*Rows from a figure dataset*

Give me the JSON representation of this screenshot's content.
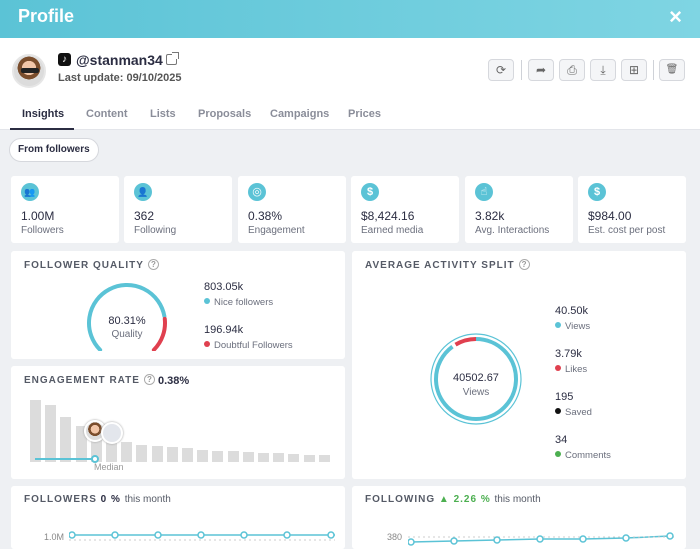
{
  "window": {
    "title": "Profile",
    "close_icon": "×"
  },
  "profile": {
    "handle": "@stanman34",
    "platform_icon": "tiktok-icon",
    "last_update": "Last update: 09/10/2025"
  },
  "actions": {
    "refresh": "⟳",
    "share": "➦",
    "print": "⎙",
    "download": "⤓",
    "add": "⊞",
    "delete": "🗑"
  },
  "tabs": [
    "Insights",
    "Content",
    "Lists",
    "Proposals",
    "Campaigns",
    "Prices"
  ],
  "filter": {
    "label": "From followers"
  },
  "stats": [
    {
      "icon": "users-icon",
      "glyph": "👥",
      "value": "1.00M",
      "label": "Followers"
    },
    {
      "icon": "user-icon",
      "glyph": "👤",
      "value": "362",
      "label": "Following"
    },
    {
      "icon": "target-icon",
      "glyph": "◎",
      "value": "0.38%",
      "label": "Engagement"
    },
    {
      "icon": "dollar-icon",
      "glyph": "$",
      "value": "$8,424.16",
      "label": "Earned media"
    },
    {
      "icon": "hand-icon",
      "glyph": "☝",
      "value": "3.82k",
      "label": "Avg. Interactions"
    },
    {
      "icon": "dollar-icon",
      "glyph": "$",
      "value": "$984.00",
      "label": "Est. cost per post"
    }
  ],
  "follower_quality": {
    "title": "FOLLOWER QUALITY",
    "percent": "80.31%",
    "percent_label": "Quality",
    "quality_fraction": 0.8031,
    "nice_value": "803.05k",
    "nice_label": "Nice followers",
    "doubtful_value": "196.94k",
    "doubtful_label": "Doubtful Followers",
    "colors": {
      "nice": "#5bc3d6",
      "doubtful": "#e0404f"
    }
  },
  "activity_split": {
    "title": "AVERAGE ACTIVITY SPLIT",
    "center_value": "40502.67",
    "center_label": "Views",
    "items": [
      {
        "value": "40.50k",
        "label": "Views",
        "color": "#5bc3d6"
      },
      {
        "value": "3.79k",
        "label": "Likes",
        "color": "#e0404f"
      },
      {
        "value": "195",
        "label": "Saved",
        "color": "#111111"
      },
      {
        "value": "34",
        "label": "Comments",
        "color": "#4caf50"
      }
    ]
  },
  "engagement_rate": {
    "title": "ENGAGEMENT RATE",
    "value": "0.38%",
    "median_label": "Median",
    "bars": [
      1.0,
      0.92,
      0.72,
      0.58,
      0.46,
      0.38,
      0.32,
      0.28,
      0.26,
      0.24,
      0.22,
      0.2,
      0.18,
      0.17,
      0.16,
      0.15,
      0.14,
      0.13,
      0.12,
      0.11
    ],
    "median_index": 5
  },
  "followers_chart": {
    "title": "FOLLOWERS",
    "change": "0 %",
    "suffix": "this month",
    "tick": "1.0M"
  },
  "following_chart": {
    "title": "FOLLOWING",
    "change": "2.26 %",
    "suffix": "this month",
    "tick": "380",
    "up_color": "#4caf50"
  }
}
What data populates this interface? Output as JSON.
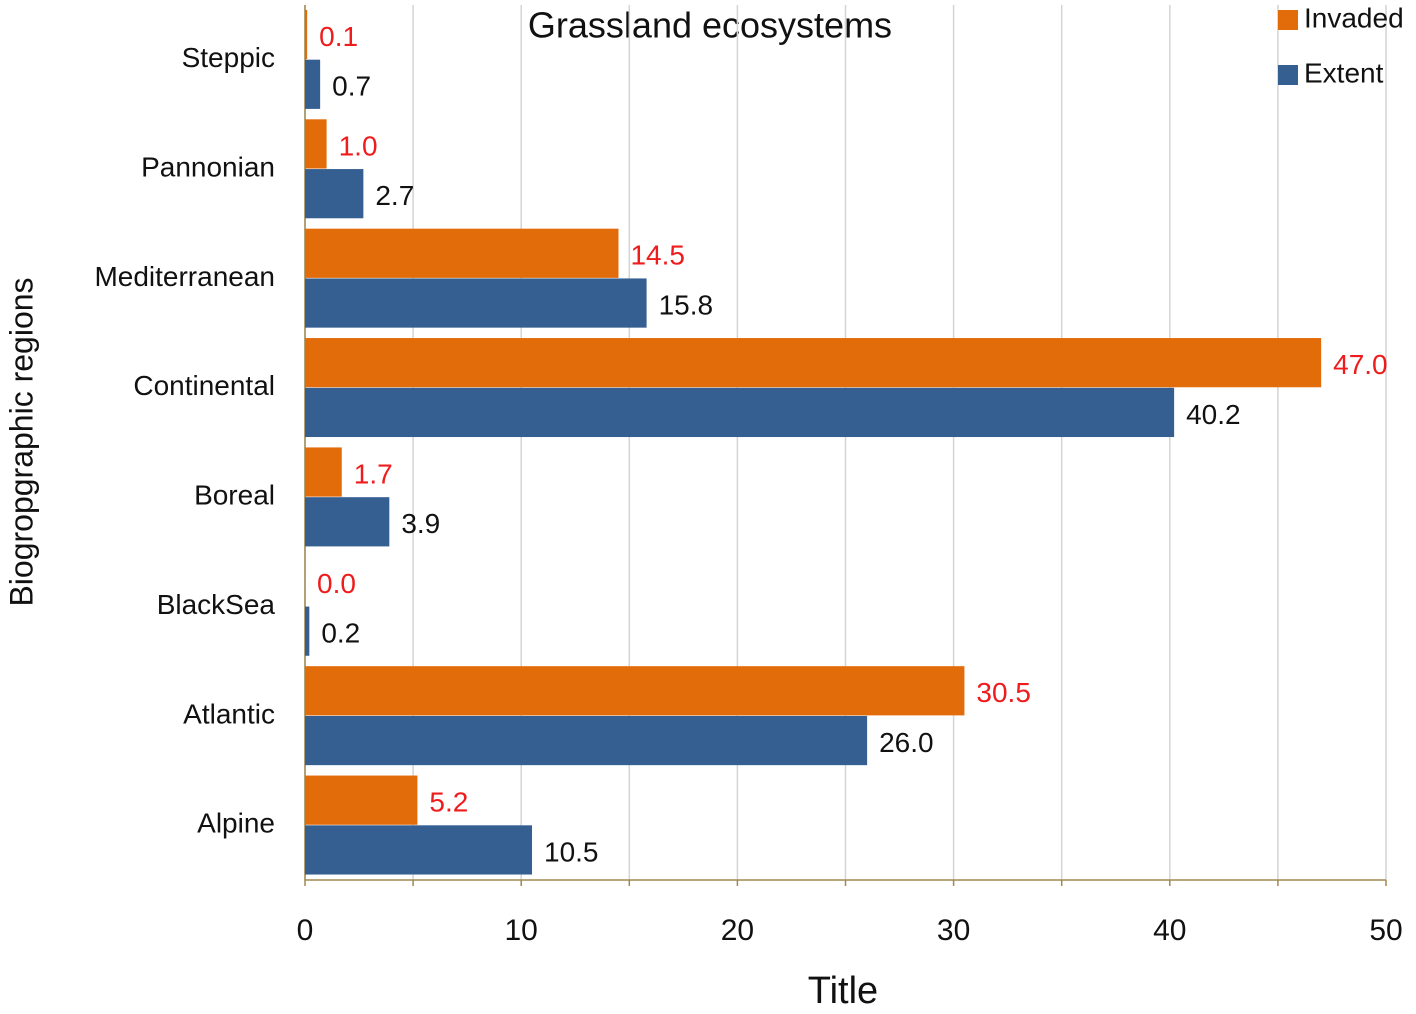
{
  "chart_data": {
    "type": "hbar",
    "title": "Grassland ecosystems",
    "x_label": "Title",
    "y_label": "Biogropgraphic regions",
    "categories": [
      "Steppic",
      "Pannonian",
      "Mediterranean",
      "Continental",
      "Boreal",
      "BlackSea",
      "Atlantic",
      "Alpine"
    ],
    "series": [
      {
        "name": "Invaded",
        "color": "#e36c0a",
        "label_color": "#ee1c1c",
        "values": [
          0.1,
          1,
          14.5,
          47,
          1.7,
          0,
          30.5,
          5.2
        ],
        "value_labels": [
          "0.1",
          "1.0",
          "14.5",
          "47.0",
          "1.7",
          "0.0",
          "30.5",
          "5.2"
        ]
      },
      {
        "name": "Extent",
        "color": "#365f91",
        "label_color": "#111111",
        "values": [
          0.7,
          2.7,
          15.8,
          40.2,
          3.9,
          0.2,
          26,
          10.5
        ],
        "value_labels": [
          "0.7",
          "2.7",
          "15.8",
          "40.2",
          "3.9",
          "0.2",
          "26.0",
          "10.5"
        ]
      }
    ],
    "xlim": [
      0,
      50
    ],
    "xticks": [
      0,
      10,
      20,
      30,
      40,
      50
    ],
    "x_minor_ticks": [
      5,
      15,
      25,
      35,
      45
    ],
    "grid": true,
    "legend": "top-right"
  }
}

*JOB*
Check each line above for the string "glyph" and show the ones that have it.

*WRITTEN ANSWER*
      "glyph": "👥",
      "glyph": "👤",
      "glyph": "◎",
      "glyph": "$",
      "glyph": "☝",
      "glyph": "$",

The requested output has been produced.